TO-DO LIST »
• a. Copy out the records verbatim, from their first line through the line containing "Text: 89801: 89801 <box>273 193 306 203</box>", with both ends included and nothing else added.
• b. Continue the text about Wall Street lobbying against the executive pay rule, picking up after its last sentence.

___ TEXT SEGMENT

The rule broadly bans "excessive" compensation, defined as compensation that is
"unreasonable or disproportionate to the services performed," and also prohibits compensation that would "encourage inappropriate risks" by the financial institution.

In addition, for financial institutions with $50 billion or more in assets, at least 50 percent of incentive compensation must be deferred for three years and the company's board must identify individuals who could expose the institution to major losses and ensure their pay packages do not create incentives for excessive risk-taking.

The proposal identifies multiple ways companies could structure compensations to balance risks and rewards in incentive pay, but does not require the use of any particular method other than the deferred incentive pay for executives at the very largest financial institutions

But one of the most basic aspects of the rule, which requires companies to disclose the pay ratio of their rank-and-file employees to their executives (excluding the CEO) to federal agencies, is what has Wall Street lobbyists in a dither.

The Securities and Exchange Commission has announced its intention to issue regulations implementing this pay-ratio disclosure requirement in the fall of 2011, spurring the mad lobbying rush.

Public Citizen analyzed the comments of 24 financial services companies, trades associations and allied groups on the proposed SEC rule forcing disclosure of executive pay.

In addition to the 24 companies that filed formal comments, six more met with regulators during the comment period to lobby on the rule. Their message was very focused, the report found. More than 70 percent of commenters asked to be partially or entirely exempted from the rule.

Some also asked for the exclusion of entire categories of jobs or for types of pay. For example, a large trade association for the banking industry asked for companies' subsidiaries to be exempted and for the rule's requirements on incentive-based pay to be limited to pay specifically labeled as an "annual bonus," and not, for instance, multi-year bonuses.

"Wall Street is asking the regulators for exemptions that would defy the clear language and intent of Dodd-Frank," said David Arkush, director of Public Citizen's Congress Watch division. "The history of financial crises shows that if we carve out any significant portion of the financial sector from of key rules, we can expect the exempt firms to balloon and become the locus of the next financial crisis."

______
___ INPUT RECORDS

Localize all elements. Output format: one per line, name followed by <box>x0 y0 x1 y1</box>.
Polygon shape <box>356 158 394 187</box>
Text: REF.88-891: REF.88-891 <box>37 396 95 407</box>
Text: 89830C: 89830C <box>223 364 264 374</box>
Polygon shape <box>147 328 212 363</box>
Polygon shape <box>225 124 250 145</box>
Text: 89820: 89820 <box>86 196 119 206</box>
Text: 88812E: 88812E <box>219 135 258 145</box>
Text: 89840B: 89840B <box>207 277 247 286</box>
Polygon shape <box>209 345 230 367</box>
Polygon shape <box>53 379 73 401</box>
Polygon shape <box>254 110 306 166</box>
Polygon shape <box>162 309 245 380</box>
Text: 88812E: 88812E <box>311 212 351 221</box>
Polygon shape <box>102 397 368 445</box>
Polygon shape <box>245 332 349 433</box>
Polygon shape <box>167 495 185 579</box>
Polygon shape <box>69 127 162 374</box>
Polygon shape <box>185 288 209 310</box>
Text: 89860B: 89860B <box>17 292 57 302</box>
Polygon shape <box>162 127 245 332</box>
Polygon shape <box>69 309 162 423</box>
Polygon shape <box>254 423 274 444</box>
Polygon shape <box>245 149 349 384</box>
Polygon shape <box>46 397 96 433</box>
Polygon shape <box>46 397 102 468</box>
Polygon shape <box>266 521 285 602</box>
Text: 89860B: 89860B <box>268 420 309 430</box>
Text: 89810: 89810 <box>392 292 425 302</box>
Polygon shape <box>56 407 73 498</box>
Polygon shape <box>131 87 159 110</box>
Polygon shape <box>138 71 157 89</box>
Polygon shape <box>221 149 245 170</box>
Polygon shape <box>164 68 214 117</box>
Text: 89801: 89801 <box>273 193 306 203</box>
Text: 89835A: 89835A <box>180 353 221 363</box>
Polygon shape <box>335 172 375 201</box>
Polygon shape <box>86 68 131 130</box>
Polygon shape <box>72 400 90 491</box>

______

ANSWERS PROVIDED »
• a.
Localize all elements. Output format: one per line, name followed by <box>x0 y0 x1 y1</box>.
Polygon shape <box>356 158 394 187</box>
Text: REF.88-891: REF.88-891 <box>37 396 95 407</box>
Text: 89830C: 89830C <box>223 364 264 374</box>
Polygon shape <box>147 328 212 363</box>
Polygon shape <box>225 124 250 145</box>
Text: 89820: 89820 <box>86 196 119 206</box>
Text: 88812E: 88812E <box>219 135 258 145</box>
Text: 89840B: 89840B <box>207 277 247 286</box>
Polygon shape <box>209 345 230 367</box>
Polygon shape <box>53 379 73 401</box>
Polygon shape <box>254 110 306 166</box>
Polygon shape <box>162 309 245 380</box>
Text: 88812E: 88812E <box>311 212 351 221</box>
Polygon shape <box>102 397 368 445</box>
Polygon shape <box>245 332 349 433</box>
Polygon shape <box>167 495 185 579</box>
Polygon shape <box>69 127 162 374</box>
Polygon shape <box>185 288 209 310</box>
Text: 89860B: 89860B <box>17 292 57 302</box>
Polygon shape <box>162 127 245 332</box>
Polygon shape <box>69 309 162 423</box>
Polygon shape <box>254 423 274 444</box>
Polygon shape <box>245 149 349 384</box>
Polygon shape <box>46 397 96 433</box>
Polygon shape <box>46 397 102 468</box>
Polygon shape <box>266 521 285 602</box>
Text: 89860B: 89860B <box>268 420 309 430</box>
Text: 89810: 89810 <box>392 292 425 302</box>
Polygon shape <box>56 407 73 498</box>
Polygon shape <box>131 87 159 110</box>
Polygon shape <box>138 71 157 89</box>
Polygon shape <box>221 149 245 170</box>
Polygon shape <box>164 68 214 117</box>
Text: 89801: 89801 <box>273 193 306 203</box>

• b.
The financial sector's lobbyists also sought to weaken the rule by asking for broad discretion for companies and their boards to increase the time to implement it, and to downgrade the proposed rule to a guideline.

The criticism focused almost entirely on complaints that the rule would limit Wall Street's ability to recruit or that the rule was burdensome, too prescriptive or amounted to a one-size-fits-all solution.

The AFL-CIO fired back with its own report extolling the merits of the new rule on executive pay, which has increased dramatically over the past three decades.

There are plenty of reasons for Congress and the SEC to keep the rule firmly in place, the union report found. Excessive levels of CEO pay come at the expense of shareholders who are the owners of publicly traded companies. High levels of pay also provide incentives for CEOs to take excessive risks and have been the focus of scorn for helping to drive Wall Street's financial meltdown.

"By requiring that public companies disclose CEO-to-worker pay ratios, the Dodd-Frank Act encourages boards of directors to consider the relationship between CEO pay
and the compensation paid to other employees," AFL-CIO analysts write in their report. "This provision provides greater transparency to investors about their companies' compensation practices and for rank-and file employees."